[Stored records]
-- BEGIN --
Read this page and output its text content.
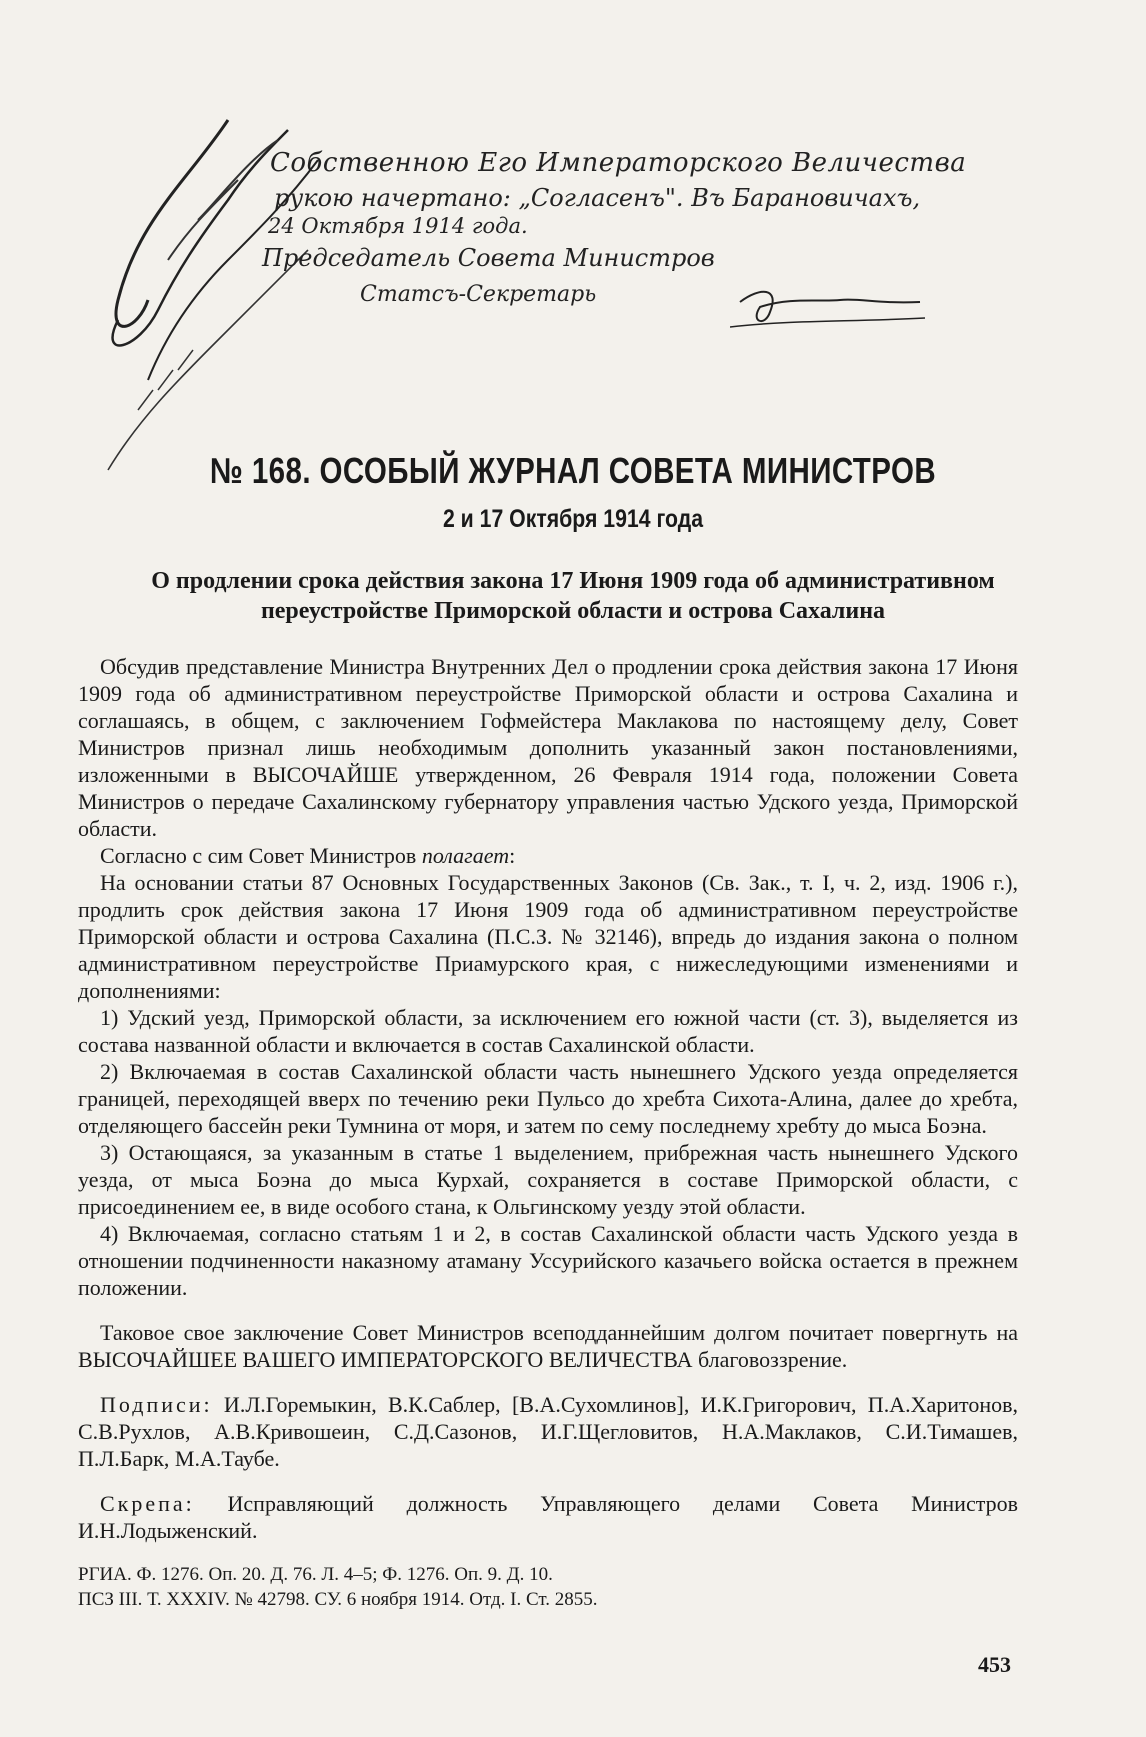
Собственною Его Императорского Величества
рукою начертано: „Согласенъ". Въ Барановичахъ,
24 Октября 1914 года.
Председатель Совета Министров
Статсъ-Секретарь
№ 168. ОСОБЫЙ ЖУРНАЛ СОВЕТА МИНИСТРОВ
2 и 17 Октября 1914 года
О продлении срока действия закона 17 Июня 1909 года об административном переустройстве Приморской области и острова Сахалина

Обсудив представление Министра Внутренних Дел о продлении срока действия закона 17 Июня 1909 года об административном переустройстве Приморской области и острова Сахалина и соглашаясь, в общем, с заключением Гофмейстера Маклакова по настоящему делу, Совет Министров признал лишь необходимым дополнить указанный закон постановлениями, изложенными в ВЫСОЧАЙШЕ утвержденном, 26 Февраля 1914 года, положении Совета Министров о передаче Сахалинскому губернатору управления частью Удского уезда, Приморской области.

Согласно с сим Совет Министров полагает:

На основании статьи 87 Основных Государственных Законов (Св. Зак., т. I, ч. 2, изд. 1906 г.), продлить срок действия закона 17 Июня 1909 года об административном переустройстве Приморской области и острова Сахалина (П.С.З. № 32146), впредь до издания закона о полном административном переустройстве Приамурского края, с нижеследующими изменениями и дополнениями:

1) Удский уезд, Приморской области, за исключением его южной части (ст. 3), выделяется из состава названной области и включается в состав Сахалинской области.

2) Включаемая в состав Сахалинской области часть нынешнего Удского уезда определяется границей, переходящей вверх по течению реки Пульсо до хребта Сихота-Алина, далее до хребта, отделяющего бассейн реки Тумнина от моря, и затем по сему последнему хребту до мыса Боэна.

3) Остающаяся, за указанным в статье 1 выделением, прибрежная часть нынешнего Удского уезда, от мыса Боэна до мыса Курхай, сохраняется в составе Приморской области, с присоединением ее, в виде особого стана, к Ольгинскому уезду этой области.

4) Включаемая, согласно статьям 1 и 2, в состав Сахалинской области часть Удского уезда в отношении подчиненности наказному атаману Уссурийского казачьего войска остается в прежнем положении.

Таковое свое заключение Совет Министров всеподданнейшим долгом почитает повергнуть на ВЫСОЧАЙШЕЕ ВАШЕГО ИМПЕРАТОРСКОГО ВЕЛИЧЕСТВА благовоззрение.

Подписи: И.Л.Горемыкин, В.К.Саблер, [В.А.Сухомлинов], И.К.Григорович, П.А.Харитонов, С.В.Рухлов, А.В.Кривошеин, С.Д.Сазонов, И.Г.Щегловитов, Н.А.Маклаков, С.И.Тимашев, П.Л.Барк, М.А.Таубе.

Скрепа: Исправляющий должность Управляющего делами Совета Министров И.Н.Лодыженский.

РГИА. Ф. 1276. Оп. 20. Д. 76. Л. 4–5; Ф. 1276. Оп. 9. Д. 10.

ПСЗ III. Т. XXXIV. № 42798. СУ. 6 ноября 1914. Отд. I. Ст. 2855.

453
-- END --
REQUIREMENTS:
Without the pictures, repeat all the records word for word.

ANSWER TO THE PROBLEM:
Read this page and output its text content.
Собственною Его Императорского Величества
рукою начертано: „Согласенъ". Въ Барановичахъ,
24 Октября 1914 года.
Председатель Совета Министров
Статсъ-Секретарь
№ 168. ОСОБЫЙ ЖУРНАЛ СОВЕТА МИНИСТРОВ
2 и 17 Октября 1914 года
О продлении срока действия закона 17 Июня 1909 года об административном переустройстве Приморской области и острова Сахалина

Обсудив представление Министра Внутренних Дел о продлении срока действия закона 17 Июня 1909 года об административном переустройстве Приморской области и острова Сахалина и соглашаясь, в общем, с заключением Гофмейстера Маклакова по настоящему делу, Совет Министров признал лишь необходимым дополнить указанный закон постановлениями, изложенными в ВЫСОЧАЙШЕ утвержденном, 26 Февраля 1914 года, положении Совета Министров о передаче Сахалинскому губернатору управления частью Удского уезда, Приморской области.

Согласно с сим Совет Министров полагает:

На основании статьи 87 Основных Государственных Законов (Св. Зак., т. I, ч. 2, изд. 1906 г.), продлить срок действия закона 17 Июня 1909 года об административном переустройстве Приморской области и острова Сахалина (П.С.З. № 32146), впредь до издания закона о полном административном переустройстве Приамурского края, с нижеследующими изменениями и дополнениями:

1) Удский уезд, Приморской области, за исключением его южной части (ст. 3), выделяется из состава названной области и включается в состав Сахалинской области.

2) Включаемая в состав Сахалинской области часть нынешнего Удского уезда определяется границей, переходящей вверх по течению реки Пульсо до хребта Сихота-Алина, далее до хребта, отделяющего бассейн реки Тумнина от моря, и затем по сему последнему хребту до мыса Боэна.

3) Остающаяся, за указанным в статье 1 выделением, прибрежная часть нынешнего Удского уезда, от мыса Боэна до мыса Курхай, сохраняется в составе Приморской области, с присоединением ее, в виде особого стана, к Ольгинскому уезду этой области.

4) Включаемая, согласно статьям 1 и 2, в состав Сахалинской области часть Удского уезда в отношении подчиненности наказному атаману Уссурийского казачьего войска остается в прежнем положении.

Таковое свое заключение Совет Министров всеподданнейшим долгом почитает повергнуть на ВЫСОЧАЙШЕЕ ВАШЕГО ИМПЕРАТОРСКОГО ВЕЛИЧЕСТВА благовоззрение.

Подписи: И.Л.Горемыкин, В.К.Саблер, [В.А.Сухомлинов], И.К.Григорович, П.А.Харитонов, С.В.Рухлов, А.В.Кривошеин, С.Д.Сазонов, И.Г.Щегловитов, Н.А.Маклаков, С.И.Тимашев, П.Л.Барк, М.А.Таубе.

Скрепа: Исправляющий должность Управляющего делами Совета Министров И.Н.Лодыженский.

РГИА. Ф. 1276. Оп. 20. Д. 76. Л. 4–5; Ф. 1276. Оп. 9. Д. 10.

ПСЗ III. Т. XXXIV. № 42798. СУ. 6 ноября 1914. Отд. I. Ст. 2855.

453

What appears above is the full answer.